* start *
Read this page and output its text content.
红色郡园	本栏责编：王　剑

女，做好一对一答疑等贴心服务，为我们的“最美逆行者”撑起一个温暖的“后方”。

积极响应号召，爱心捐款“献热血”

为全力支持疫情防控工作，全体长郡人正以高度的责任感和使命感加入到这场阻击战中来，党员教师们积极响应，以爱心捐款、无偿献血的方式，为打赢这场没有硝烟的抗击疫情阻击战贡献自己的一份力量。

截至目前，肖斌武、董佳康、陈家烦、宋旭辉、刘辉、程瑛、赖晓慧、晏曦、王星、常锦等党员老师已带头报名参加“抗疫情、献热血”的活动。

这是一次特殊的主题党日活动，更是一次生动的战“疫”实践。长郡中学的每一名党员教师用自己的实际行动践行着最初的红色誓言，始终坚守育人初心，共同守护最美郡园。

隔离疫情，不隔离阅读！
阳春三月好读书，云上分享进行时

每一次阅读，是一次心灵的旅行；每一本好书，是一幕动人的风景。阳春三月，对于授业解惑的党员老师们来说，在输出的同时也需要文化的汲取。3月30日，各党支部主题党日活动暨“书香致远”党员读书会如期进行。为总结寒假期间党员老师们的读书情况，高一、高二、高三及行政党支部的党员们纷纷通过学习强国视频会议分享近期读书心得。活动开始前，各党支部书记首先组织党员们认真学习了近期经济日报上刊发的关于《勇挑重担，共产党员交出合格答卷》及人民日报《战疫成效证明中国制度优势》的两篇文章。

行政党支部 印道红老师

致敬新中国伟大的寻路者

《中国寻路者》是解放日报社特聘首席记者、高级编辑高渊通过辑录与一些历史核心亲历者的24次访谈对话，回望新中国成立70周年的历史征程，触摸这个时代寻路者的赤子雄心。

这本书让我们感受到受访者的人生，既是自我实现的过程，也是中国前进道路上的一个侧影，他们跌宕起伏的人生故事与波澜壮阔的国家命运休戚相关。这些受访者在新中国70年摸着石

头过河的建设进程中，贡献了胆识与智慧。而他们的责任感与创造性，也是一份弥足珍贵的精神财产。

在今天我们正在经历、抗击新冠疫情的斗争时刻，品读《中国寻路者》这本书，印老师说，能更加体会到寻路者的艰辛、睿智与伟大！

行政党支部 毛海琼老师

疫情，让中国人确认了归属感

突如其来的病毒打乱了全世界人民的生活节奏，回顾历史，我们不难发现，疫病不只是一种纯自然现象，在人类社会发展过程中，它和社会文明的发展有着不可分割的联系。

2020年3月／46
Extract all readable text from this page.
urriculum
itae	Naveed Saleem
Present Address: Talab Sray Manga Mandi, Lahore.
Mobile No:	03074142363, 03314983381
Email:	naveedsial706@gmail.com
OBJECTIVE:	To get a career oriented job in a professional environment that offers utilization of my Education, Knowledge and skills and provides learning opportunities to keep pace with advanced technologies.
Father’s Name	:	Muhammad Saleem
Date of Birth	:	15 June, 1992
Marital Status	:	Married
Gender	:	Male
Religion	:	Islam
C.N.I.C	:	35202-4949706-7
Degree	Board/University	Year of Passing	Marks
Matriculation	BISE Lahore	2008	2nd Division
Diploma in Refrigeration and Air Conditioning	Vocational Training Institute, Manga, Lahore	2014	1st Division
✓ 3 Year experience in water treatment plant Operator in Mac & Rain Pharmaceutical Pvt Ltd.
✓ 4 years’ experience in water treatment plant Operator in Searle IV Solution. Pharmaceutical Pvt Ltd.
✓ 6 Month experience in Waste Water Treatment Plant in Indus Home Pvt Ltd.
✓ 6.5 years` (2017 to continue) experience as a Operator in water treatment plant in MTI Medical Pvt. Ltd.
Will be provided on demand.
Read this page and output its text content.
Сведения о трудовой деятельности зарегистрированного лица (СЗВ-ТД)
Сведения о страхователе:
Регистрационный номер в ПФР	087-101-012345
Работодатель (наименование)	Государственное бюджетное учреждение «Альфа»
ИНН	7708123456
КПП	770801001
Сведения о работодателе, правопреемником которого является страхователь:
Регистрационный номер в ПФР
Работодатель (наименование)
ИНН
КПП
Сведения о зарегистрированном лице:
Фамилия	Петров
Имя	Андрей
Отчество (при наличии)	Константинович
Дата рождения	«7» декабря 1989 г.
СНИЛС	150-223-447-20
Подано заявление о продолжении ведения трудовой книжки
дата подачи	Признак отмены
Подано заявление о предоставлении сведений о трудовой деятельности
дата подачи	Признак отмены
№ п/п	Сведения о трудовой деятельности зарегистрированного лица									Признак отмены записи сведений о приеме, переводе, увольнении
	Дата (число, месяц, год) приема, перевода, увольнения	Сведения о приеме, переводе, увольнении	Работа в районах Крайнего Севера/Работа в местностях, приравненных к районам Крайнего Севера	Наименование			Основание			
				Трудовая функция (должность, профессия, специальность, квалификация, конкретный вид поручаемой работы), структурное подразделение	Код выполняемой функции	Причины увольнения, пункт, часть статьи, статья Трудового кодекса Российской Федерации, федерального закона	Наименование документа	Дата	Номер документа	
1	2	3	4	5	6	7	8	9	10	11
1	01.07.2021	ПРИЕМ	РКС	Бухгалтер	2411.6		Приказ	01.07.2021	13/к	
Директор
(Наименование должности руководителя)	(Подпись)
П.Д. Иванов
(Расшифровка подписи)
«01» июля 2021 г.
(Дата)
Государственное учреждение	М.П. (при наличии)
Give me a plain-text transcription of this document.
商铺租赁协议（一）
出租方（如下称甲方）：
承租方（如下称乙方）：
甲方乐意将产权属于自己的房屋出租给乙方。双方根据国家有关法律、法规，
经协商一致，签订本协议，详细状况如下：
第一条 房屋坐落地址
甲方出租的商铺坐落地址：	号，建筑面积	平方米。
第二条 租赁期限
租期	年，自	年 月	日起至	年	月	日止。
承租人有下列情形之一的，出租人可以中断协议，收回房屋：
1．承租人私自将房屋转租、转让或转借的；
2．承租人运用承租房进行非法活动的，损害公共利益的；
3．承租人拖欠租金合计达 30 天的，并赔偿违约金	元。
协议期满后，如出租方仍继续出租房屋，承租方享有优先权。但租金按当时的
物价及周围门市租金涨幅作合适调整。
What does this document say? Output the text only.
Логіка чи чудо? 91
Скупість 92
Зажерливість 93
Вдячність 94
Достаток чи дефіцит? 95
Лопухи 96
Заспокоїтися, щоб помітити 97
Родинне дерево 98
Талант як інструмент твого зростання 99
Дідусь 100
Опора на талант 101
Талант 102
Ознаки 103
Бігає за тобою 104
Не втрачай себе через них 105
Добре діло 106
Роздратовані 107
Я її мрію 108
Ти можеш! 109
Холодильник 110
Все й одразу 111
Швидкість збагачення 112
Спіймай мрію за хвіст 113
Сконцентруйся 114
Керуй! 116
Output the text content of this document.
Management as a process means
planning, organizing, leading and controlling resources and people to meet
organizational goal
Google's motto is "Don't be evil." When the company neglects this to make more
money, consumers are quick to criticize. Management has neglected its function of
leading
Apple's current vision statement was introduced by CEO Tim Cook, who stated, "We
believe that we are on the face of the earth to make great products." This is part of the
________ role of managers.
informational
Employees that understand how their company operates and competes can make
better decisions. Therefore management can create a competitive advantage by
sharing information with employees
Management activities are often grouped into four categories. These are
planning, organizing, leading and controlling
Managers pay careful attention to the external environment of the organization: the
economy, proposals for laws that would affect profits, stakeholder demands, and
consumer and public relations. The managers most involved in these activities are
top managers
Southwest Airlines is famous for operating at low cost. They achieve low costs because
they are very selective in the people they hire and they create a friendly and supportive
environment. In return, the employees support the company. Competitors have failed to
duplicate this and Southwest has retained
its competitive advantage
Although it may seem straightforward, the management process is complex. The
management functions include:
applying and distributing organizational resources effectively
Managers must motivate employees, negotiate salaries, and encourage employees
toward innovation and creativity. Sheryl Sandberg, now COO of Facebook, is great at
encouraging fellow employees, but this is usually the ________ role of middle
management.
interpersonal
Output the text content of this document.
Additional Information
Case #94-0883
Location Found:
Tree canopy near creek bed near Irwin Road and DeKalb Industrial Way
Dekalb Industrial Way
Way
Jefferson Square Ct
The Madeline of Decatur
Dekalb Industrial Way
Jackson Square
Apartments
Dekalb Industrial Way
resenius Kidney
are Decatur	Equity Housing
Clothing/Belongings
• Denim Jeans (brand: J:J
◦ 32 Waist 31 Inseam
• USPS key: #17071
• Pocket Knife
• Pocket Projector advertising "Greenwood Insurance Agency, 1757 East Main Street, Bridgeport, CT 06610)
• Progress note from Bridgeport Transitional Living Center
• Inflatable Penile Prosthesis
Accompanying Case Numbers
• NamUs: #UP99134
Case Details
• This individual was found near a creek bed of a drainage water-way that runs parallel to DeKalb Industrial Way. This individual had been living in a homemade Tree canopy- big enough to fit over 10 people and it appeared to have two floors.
* end *
*Given instruction:*
Pull out each line of the entries that contains "Southwest".

*Answer to the task:*
Southwest Airlines is famous for operating at low cost. They achieve low costs because
duplicate this and Southwest has retained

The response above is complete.